Items:

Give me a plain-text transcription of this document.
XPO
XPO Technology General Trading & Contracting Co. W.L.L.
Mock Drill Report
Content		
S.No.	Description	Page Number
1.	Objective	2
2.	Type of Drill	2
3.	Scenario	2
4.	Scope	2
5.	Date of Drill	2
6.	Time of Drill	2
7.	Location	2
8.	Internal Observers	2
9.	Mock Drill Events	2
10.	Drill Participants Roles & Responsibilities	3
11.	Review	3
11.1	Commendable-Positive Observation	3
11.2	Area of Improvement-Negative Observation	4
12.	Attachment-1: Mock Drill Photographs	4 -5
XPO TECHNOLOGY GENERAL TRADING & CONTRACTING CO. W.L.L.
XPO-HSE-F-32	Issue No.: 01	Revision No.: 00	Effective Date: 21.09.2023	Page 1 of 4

Exercise prompt:
Extract, from the material above, each line holding the word "Page".

Result:
S.No.	Description	Page Number
XPO-HSE-F-32	Issue No.: 01	Revision No.: 00	Effective Date: 21.09.2023	Page 1 of 4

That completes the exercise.